(Extracts from a graphics dataset)
▼▼▼
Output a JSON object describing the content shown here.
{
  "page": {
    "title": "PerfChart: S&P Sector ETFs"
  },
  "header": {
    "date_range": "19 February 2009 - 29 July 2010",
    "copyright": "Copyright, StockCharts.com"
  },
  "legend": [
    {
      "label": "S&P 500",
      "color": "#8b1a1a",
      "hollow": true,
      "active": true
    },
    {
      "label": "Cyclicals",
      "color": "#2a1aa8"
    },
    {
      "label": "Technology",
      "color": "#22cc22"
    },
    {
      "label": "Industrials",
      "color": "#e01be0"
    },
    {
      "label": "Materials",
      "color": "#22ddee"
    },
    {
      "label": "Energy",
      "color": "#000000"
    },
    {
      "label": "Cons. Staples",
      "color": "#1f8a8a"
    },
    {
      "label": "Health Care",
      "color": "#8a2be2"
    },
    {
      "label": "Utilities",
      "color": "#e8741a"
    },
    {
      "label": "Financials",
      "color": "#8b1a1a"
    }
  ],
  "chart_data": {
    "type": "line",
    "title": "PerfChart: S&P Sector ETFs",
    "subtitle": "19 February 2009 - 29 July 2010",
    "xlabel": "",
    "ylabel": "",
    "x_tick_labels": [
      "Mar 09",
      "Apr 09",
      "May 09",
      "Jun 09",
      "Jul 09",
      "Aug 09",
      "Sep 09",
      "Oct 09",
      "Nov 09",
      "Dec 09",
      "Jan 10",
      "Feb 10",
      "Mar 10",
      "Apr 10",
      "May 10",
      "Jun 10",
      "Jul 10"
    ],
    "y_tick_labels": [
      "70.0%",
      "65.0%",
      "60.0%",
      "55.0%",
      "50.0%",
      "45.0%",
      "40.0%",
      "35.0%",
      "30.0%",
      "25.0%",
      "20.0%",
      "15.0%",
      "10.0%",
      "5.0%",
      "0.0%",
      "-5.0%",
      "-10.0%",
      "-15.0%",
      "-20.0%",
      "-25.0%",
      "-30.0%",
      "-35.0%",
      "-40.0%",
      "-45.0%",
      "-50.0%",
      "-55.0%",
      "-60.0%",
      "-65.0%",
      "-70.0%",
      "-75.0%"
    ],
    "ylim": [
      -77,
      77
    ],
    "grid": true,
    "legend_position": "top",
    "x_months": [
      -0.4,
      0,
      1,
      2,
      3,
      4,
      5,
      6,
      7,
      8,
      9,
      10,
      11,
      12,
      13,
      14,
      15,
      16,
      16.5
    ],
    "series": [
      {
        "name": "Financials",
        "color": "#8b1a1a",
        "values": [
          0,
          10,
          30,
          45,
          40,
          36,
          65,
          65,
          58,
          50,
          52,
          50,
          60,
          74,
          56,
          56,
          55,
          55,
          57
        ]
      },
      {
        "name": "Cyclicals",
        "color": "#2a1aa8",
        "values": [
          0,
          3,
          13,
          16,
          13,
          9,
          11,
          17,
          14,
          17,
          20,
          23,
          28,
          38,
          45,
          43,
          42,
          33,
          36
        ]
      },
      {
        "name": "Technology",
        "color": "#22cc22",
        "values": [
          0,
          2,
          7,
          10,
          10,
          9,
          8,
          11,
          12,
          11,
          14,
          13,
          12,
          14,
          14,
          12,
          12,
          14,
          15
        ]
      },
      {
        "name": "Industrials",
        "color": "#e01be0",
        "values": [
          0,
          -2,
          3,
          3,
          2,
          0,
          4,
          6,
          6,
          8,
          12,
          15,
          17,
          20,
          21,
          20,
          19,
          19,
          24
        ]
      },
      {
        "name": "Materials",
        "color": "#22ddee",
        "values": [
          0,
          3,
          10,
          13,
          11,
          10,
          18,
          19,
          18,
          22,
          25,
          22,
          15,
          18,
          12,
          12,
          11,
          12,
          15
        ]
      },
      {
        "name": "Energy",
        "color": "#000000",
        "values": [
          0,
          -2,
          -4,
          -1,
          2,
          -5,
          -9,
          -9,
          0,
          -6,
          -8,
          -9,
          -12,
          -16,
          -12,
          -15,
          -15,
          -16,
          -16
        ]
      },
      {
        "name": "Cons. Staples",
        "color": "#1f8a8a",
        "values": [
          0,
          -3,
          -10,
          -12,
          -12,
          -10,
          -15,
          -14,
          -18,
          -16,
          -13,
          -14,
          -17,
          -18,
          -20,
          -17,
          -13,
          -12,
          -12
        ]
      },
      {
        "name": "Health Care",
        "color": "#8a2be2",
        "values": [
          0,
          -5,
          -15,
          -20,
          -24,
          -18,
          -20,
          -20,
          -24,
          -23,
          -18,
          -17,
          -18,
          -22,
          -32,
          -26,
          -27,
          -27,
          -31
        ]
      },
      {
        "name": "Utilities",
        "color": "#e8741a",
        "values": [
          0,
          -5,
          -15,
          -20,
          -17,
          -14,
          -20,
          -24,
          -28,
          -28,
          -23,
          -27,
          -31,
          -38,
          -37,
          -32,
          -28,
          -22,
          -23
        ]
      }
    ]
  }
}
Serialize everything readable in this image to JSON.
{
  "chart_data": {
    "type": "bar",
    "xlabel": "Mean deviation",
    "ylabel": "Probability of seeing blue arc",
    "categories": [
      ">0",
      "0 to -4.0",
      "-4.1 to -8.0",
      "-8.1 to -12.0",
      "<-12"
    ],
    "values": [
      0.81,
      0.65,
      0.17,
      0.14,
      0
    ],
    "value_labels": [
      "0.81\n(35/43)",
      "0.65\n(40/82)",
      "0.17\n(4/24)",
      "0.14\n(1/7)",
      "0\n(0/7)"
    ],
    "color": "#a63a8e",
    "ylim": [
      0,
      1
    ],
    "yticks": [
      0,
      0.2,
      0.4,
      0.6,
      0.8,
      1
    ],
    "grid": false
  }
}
▲▲▲
# EXERCISE INSTRUCTIONS:
Please output the entire listing exactly as it stands.

# CORRECT ANSWER:
Output a JSON object describing the content shown here.
{
  "page": {
    "title": "PerfChart: S&P Sector ETFs"
  },
  "header": {
    "date_range": "19 February 2009 - 29 July 2010",
    "copyright": "Copyright, StockCharts.com"
  },
  "legend": [
    {
      "label": "S&P 500",
      "color": "#8b1a1a",
      "hollow": true,
      "active": true
    },
    {
      "label": "Cyclicals",
      "color": "#2a1aa8"
    },
    {
      "label": "Technology",
      "color": "#22cc22"
    },
    {
      "label": "Industrials",
      "color": "#e01be0"
    },
    {
      "label": "Materials",
      "color": "#22ddee"
    },
    {
      "label": "Energy",
      "color": "#000000"
    },
    {
      "label": "Cons. Staples",
      "color": "#1f8a8a"
    },
    {
      "label": "Health Care",
      "color": "#8a2be2"
    },
    {
      "label": "Utilities",
      "color": "#e8741a"
    },
    {
      "label": "Financials",
      "color": "#8b1a1a"
    }
  ],
  "chart_data": {
    "type": "line",
    "title": "PerfChart: S&P Sector ETFs",
    "subtitle": "19 February 2009 - 29 July 2010",
    "xlabel": "",
    "ylabel": "",
    "x_tick_labels": [
      "Mar 09",
      "Apr 09",
      "May 09",
      "Jun 09",
      "Jul 09",
      "Aug 09",
      "Sep 09",
      "Oct 09",
      "Nov 09",
      "Dec 09",
      "Jan 10",
      "Feb 10",
      "Mar 10",
      "Apr 10",
      "May 10",
      "Jun 10",
      "Jul 10"
    ],
    "y_tick_labels": [
      "70.0%",
      "65.0%",
      "60.0%",
      "55.0%",
      "50.0%",
      "45.0%",
      "40.0%",
      "35.0%",
      "30.0%",
      "25.0%",
      "20.0%",
      "15.0%",
      "10.0%",
      "5.0%",
      "0.0%",
      "-5.0%",
      "-10.0%",
      "-15.0%",
      "-20.0%",
      "-25.0%",
      "-30.0%",
      "-35.0%",
      "-40.0%",
      "-45.0%",
      "-50.0%",
      "-55.0%",
      "-60.0%",
      "-65.0%",
      "-70.0%",
      "-75.0%"
    ],
    "ylim": [
      -77,
      77
    ],
    "grid": true,
    "legend_position": "top",
    "x_months": [
      -0.4,
      0,
      1,
      2,
      3,
      4,
      5,
      6,
      7,
      8,
      9,
      10,
      11,
      12,
      13,
      14,
      15,
      16,
      16.5
    ],
    "series": [
      {
        "name": "Financials",
        "color": "#8b1a1a",
        "values": [
          0,
          10,
          30,
          45,
          40,
          36,
          65,
          65,
          58,
          50,
          52,
          50,
          60,
          74,
          56,
          56,
          55,
          55,
          57
        ]
      },
      {
        "name": "Cyclicals",
        "color": "#2a1aa8",
        "values": [
          0,
          3,
          13,
          16,
          13,
          9,
          11,
          17,
          14,
          17,
          20,
          23,
          28,
          38,
          45,
          43,
          42,
          33,
          36
        ]
      },
      {
        "name": "Technology",
        "color": "#22cc22",
        "values": [
          0,
          2,
          7,
          10,
          10,
          9,
          8,
          11,
          12,
          11,
          14,
          13,
          12,
          14,
          14,
          12,
          12,
          14,
          15
        ]
      },
      {
        "name": "Industrials",
        "color": "#e01be0",
        "values": [
          0,
          -2,
          3,
          3,
          2,
          0,
          4,
          6,
          6,
          8,
          12,
          15,
          17,
          20,
          21,
          20,
          19,
          19,
          24
        ]
      },
      {
        "name": "Materials",
        "color": "#22ddee",
        "values": [
          0,
          3,
          10,
          13,
          11,
          10,
          18,
          19,
          18,
          22,
          25,
          22,
          15,
          18,
          12,
          12,
          11,
          12,
          15
        ]
      },
      {
        "name": "Energy",
        "color": "#000000",
        "values": [
          0,
          -2,
          -4,
          -1,
          2,
          -5,
          -9,
          -9,
          0,
          -6,
          -8,
          -9,
          -12,
          -16,
          -12,
          -15,
          -15,
          -16,
          -16
        ]
      },
      {
        "name": "Cons. Staples",
        "color": "#1f8a8a",
        "values": [
          0,
          -3,
          -10,
          -12,
          -12,
          -10,
          -15,
          -14,
          -18,
          -16,
          -13,
          -14,
          -17,
          -18,
          -20,
          -17,
          -13,
          -12,
          -12
        ]
      },
      {
        "name": "Health Care",
        "color": "#8a2be2",
        "values": [
          0,
          -5,
          -15,
          -20,
          -24,
          -18,
          -20,
          -20,
          -24,
          -23,
          -18,
          -17,
          -18,
          -22,
          -32,
          -26,
          -27,
          -27,
          -31
        ]
      },
      {
        "name": "Utilities",
        "color": "#e8741a",
        "values": [
          0,
          -5,
          -15,
          -20,
          -17,
          -14,
          -20,
          -24,
          -28,
          -28,
          -23,
          -27,
          -31,
          -38,
          -37,
          -32,
          -28,
          -22,
          -23
        ]
      }
    ]
  }
}
Serialize everything readable in this image to JSON.
{
  "chart_data": {
    "type": "bar",
    "xlabel": "Mean deviation",
    "ylabel": "Probability of seeing blue arc",
    "categories": [
      ">0",
      "0 to -4.0",
      "-4.1 to -8.0",
      "-8.1 to -12.0",
      "<-12"
    ],
    "values": [
      0.81,
      0.65,
      0.17,
      0.14,
      0
    ],
    "value_labels": [
      "0.81\n(35/43)",
      "0.65\n(40/82)",
      "0.17\n(4/24)",
      "0.14\n(1/7)",
      "0\n(0/7)"
    ],
    "color": "#a63a8e",
    "ylim": [
      0,
      1
    ],
    "yticks": [
      0,
      0.2,
      0.4,
      0.6,
      0.8,
      1
    ],
    "grid": false
  }
}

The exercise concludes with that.